Locate the string "مسألة" in the records below. Copy every line where it occurs.

= Entries provided =
----

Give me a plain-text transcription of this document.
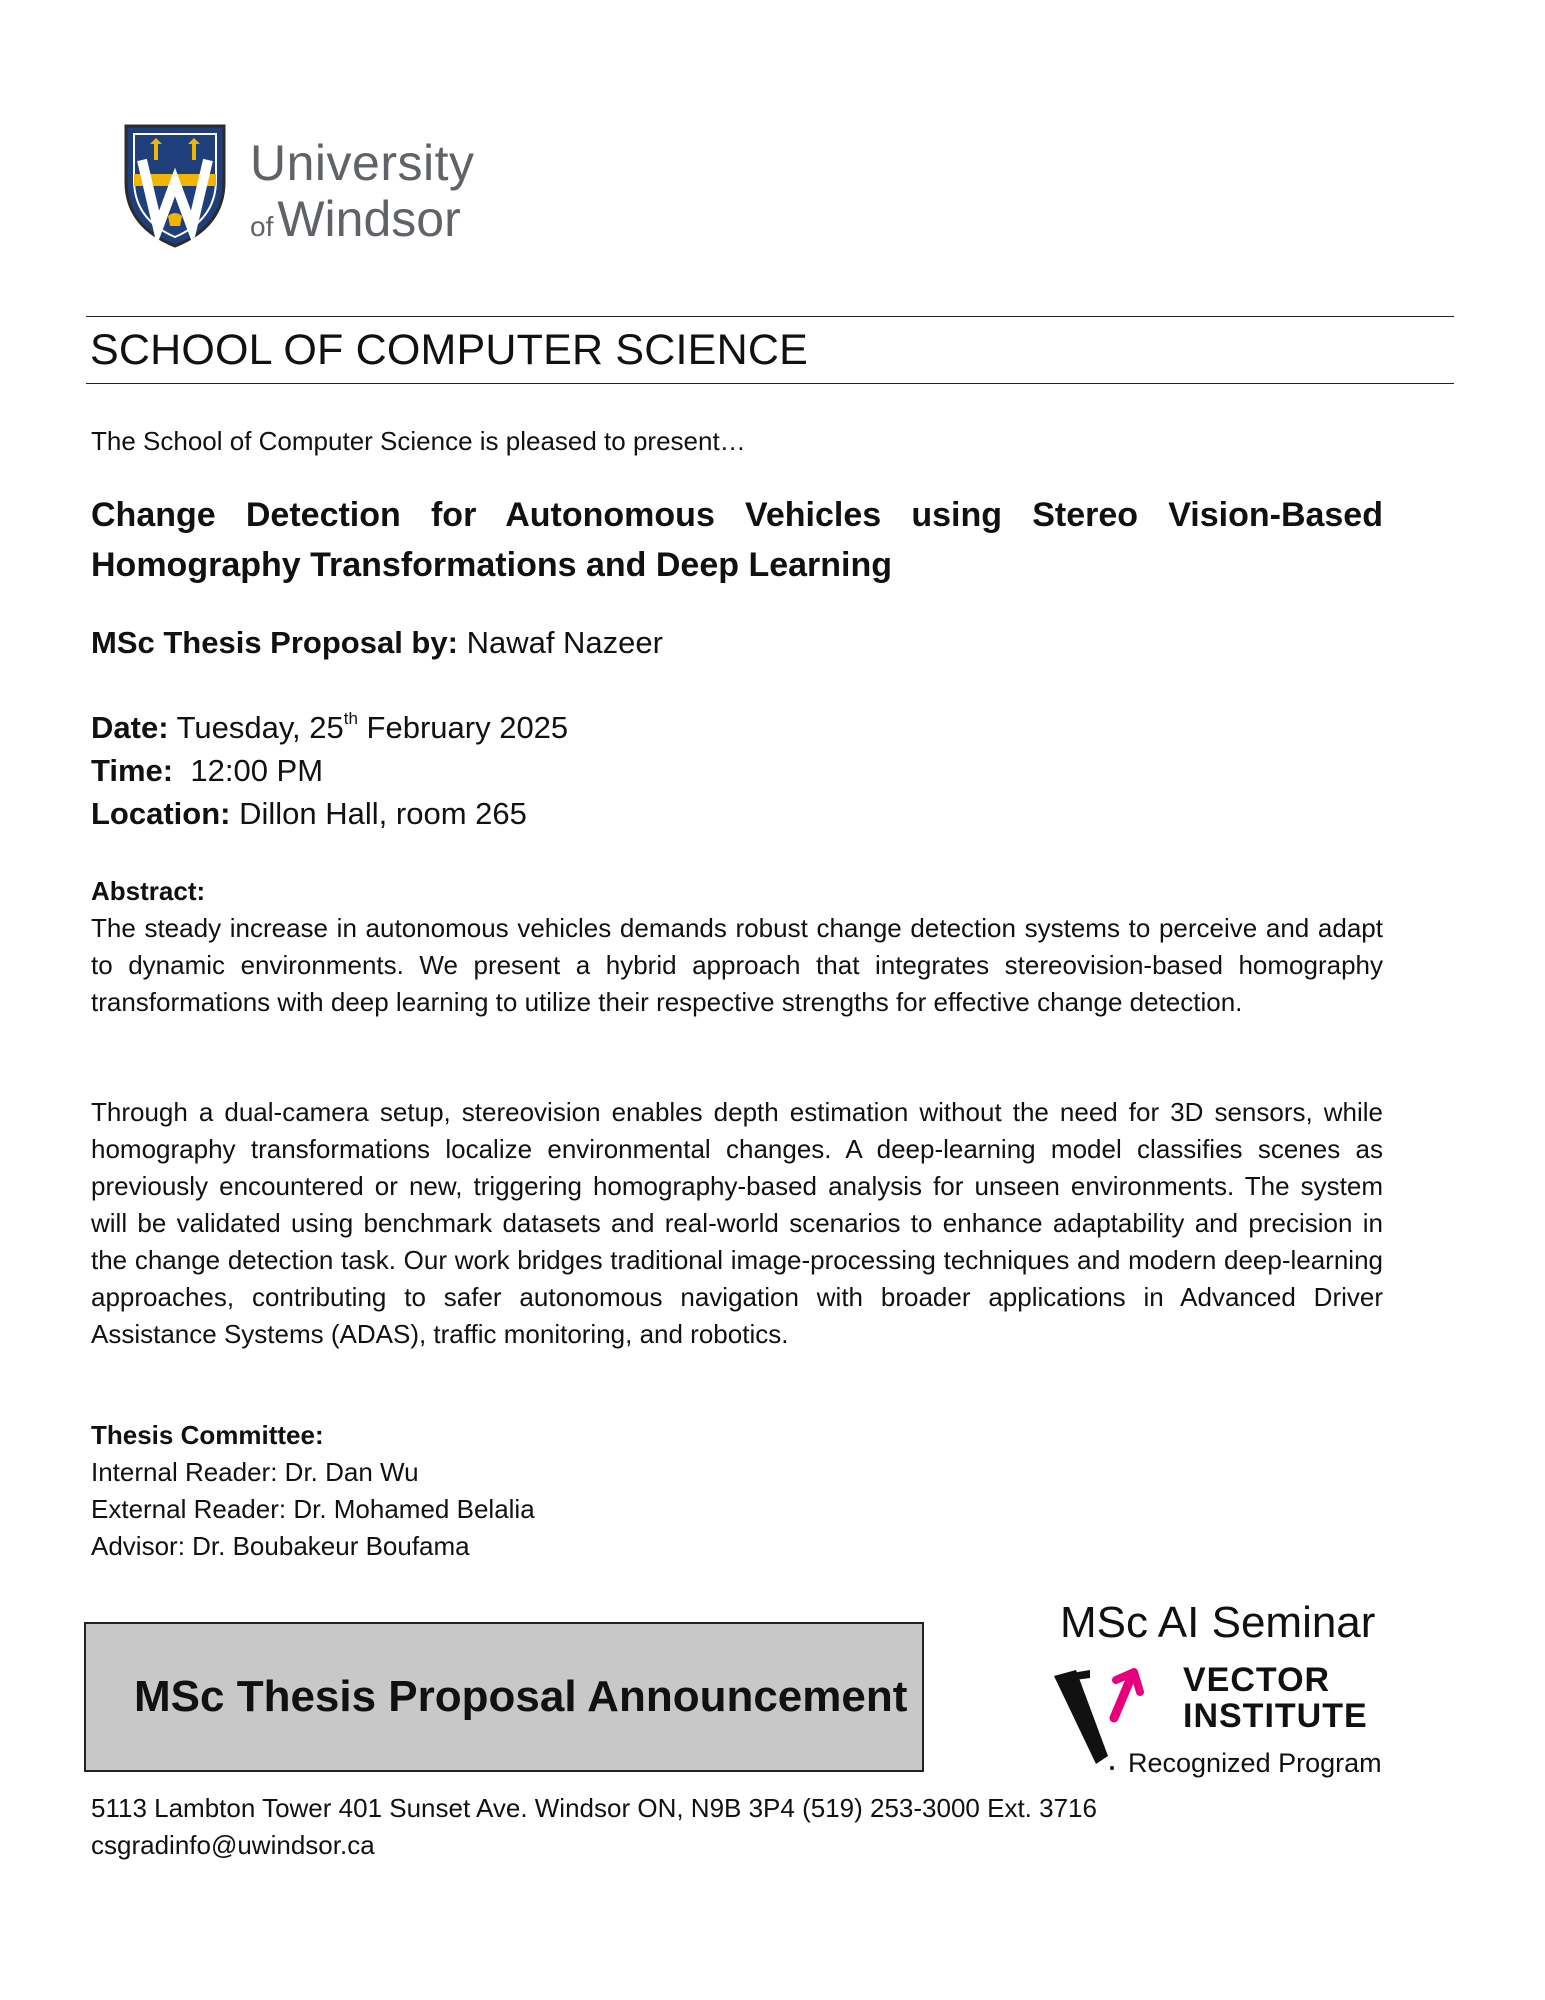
University
ofWindsor
SCHOOL OF COMPUTER SCIENCE
The School of Computer Science is pleased to present…
Change Detection for Autonomous Vehicles using Stereo Vision-Based Homography Transformations and Deep Learning
MSc Thesis Proposal by: Nawaf Nazeer
Date: Tuesday, 25th February 2025
Time: 12:00 PM
Location: Dillon Hall, room 265
Abstract:
The steady increase in autonomous vehicles demands robust change detection systems to perceive and adapt to dynamic environments. We present a hybrid approach that integrates stereovision-based homography transformations with deep learning to utilize their respective strengths for effective change detection.
Through a dual-camera setup, stereovision enables depth estimation without the need for 3D sensors, while homography transformations localize environmental changes. A deep-learning model classifies scenes as previously encountered or new, triggering homography-based analysis for unseen environments. The system will be validated using benchmark datasets and real-world scenarios to enhance adaptability and precision in the change detection task. Our work bridges traditional image-processing techniques and modern deep-learning approaches, contributing to safer autonomous navigation with broader applications in Advanced Driver Assistance Systems (ADAS), traffic monitoring, and robotics.
Thesis Committee:
Internal Reader: Dr. Dan Wu
External Reader: Dr. Mohamed Belalia
Advisor: Dr. Boubakeur Boufama
MSc Thesis Proposal Announcement
MSc AI Seminar
VECTOR
INSTITUTE
Recognized Program
5113 Lambton Tower 401 Sunset Ave. Windsor ON, N9B 3P4 (519) 253-3000 Ext. 3716
csgradinfo@uwindsor.ca
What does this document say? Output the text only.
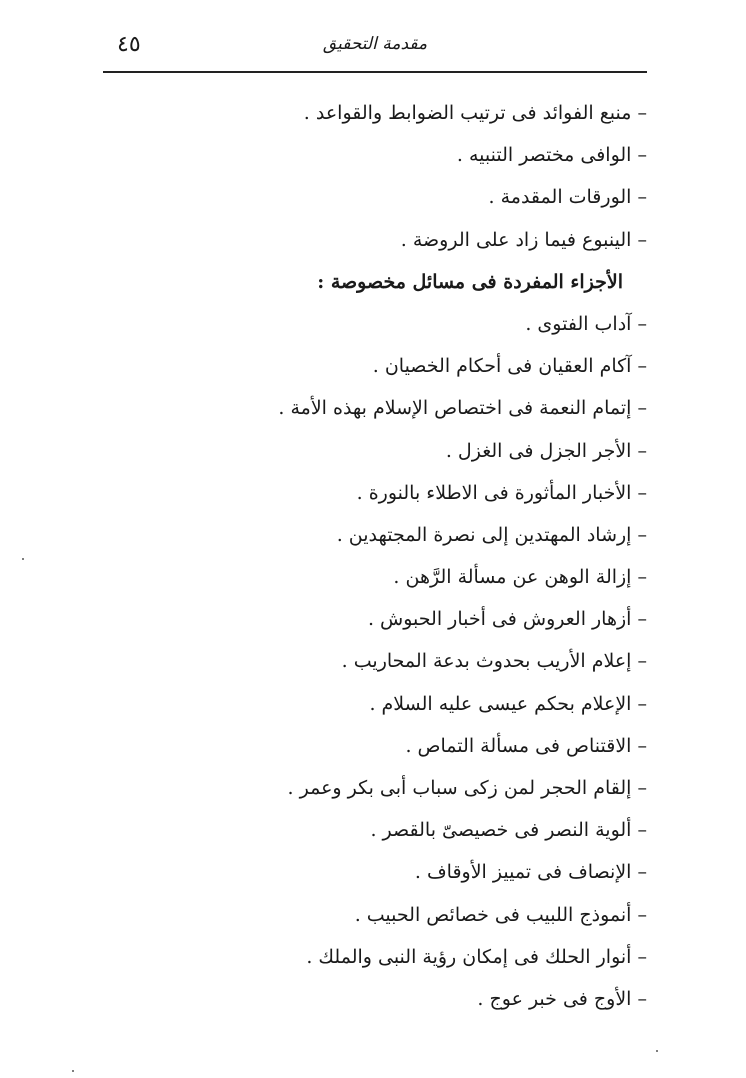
٤٥	مقدمة التحقيق

– منبع الفوائد فى ترتيب الضوابط والقواعد .

– الوافى مختصر التنبيه .

– الورقات المقدمة .

– الينبوع فيما زاد على الروضة .

الأجزاء المفردة فى مسائل مخصوصة :

– آداب الفتوى .

– آكام العقيان فى أحكام الخصيان .

– إتمام النعمة فى اختصاص الإسلام بهذه الأمة .

– الأجر الجزل فى الغزل .

– الأخبار المأثورة فى الاطلاء بالنورة .

– إرشاد المهتدين إلى نصرة المجتهدين .

– إزالة الوهن عن مسألة الرَّهن .

– أزهار العروش فى أخبار الحبوش .

– إعلام الأريب بحدوث بدعة المحاريب .

– الإعلام بحكم عيسى عليه السلام .

– الاقتناص فى مسألة التماص .

– إلقام الحجر لمن زكى سباب أبى بكر وعمر .

– ألوية النصر فى خصيصىّ بالقصر .

– الإنصاف فى تمييز الأوقاف .

– أنموذج اللبيب فى خصائص الحبيب .

– أنوار الحلك فى إمكان رؤية النبى والملك .

– الأوج فى خبر عوج .
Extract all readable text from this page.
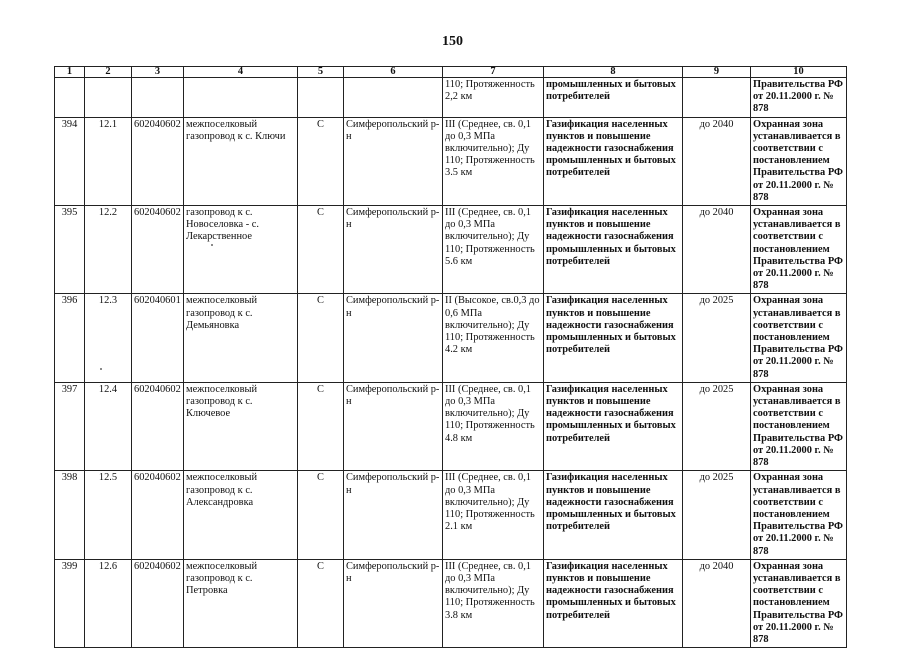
150
1	2	3	4	5	6	7	8	9	10
						110; Протяженность 2,2 км	промышленных и бытовых потребителей		Правительства РФ от 20.11.2000 г. № 878
394	12.1	602040602	межпоселковый газопровод к с. Ключи	С	Симферопольский р-н	III (Среднее, св. 0,1 до 0,3 МПа включительно); Ду 110; Протяженность 3.5 км	Газификация населенных пунктов и повышение надежности газоснабжения промышленных и бытовых потребителей	до 2040	Охранная зона устанавливается в соответствии с постановлением Правительства РФ от 20.11.2000 г. № 878
395	12.2	602040602	газопровод к с. Новоселовка - с. Лекарственное	С	Симферопольский р-н	III (Среднее, св. 0,1 до 0,3 МПа включительно); Ду 110; Протяженность 5.6 км	Газификация населенных пунктов и повышение надежности газоснабжения промышленных и бытовых потребителей	до 2040	Охранная зона устанавливается в соответствии с постановлением Правительства РФ от 20.11.2000 г. № 878
396	12.3	602040601	межпоселковый газопровод к с. Демьяновка	С	Симферопольский р-н	II (Высокое, св.0,3 до 0,6 МПа включительно); Ду 110; Протяженность 4.2 км	Газификация населенных пунктов и повышение надежности газоснабжения промышленных и бытовых потребителей	до 2025	Охранная зона устанавливается в соответствии с постановлением Правительства РФ от 20.11.2000 г. № 878
397	12.4	602040602	межпоселковый газопровод к с. Ключевое	С	Симферопольский р-н	III (Среднее, св. 0,1 до 0,3 МПа включительно); Ду 110; Протяженность 4.8 км	Газификация населенных пунктов и повышение надежности газоснабжения промышленных и бытовых потребителей	до 2025	Охранная зона устанавливается в соответствии с постановлением Правительства РФ от 20.11.2000 г. № 878
398	12.5	602040602	межпоселковый газопровод к с. Александровка	С	Симферопольский р-н	III (Среднее, св. 0,1 до 0,3 МПа включительно); Ду 110; Протяженность 2.1 км	Газификация населенных пунктов и повышение надежности газоснабжения промышленных и бытовых потребителей	до 2025	Охранная зона устанавливается в соответствии с постановлением Правительства РФ от 20.11.2000 г. № 878
399	12.6	602040602	межпоселковый газопровод к с. Петровка	С	Симферопольский р-н	III (Среднее, св. 0,1 до 0,3 МПа включительно); Ду 110; Протяженность 3.8 км	Газификация населенных пунктов и повышение надежности газоснабжения промышленных и бытовых потребителей	до 2040	Охранная зона устанавливается в соответствии с постановлением Правительства РФ от 20.11.2000 г. № 878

----

= Result of the task =
– إزالة الوهن عن مسألة الرَّهن .
– الاقتناص فى مسألة التماص .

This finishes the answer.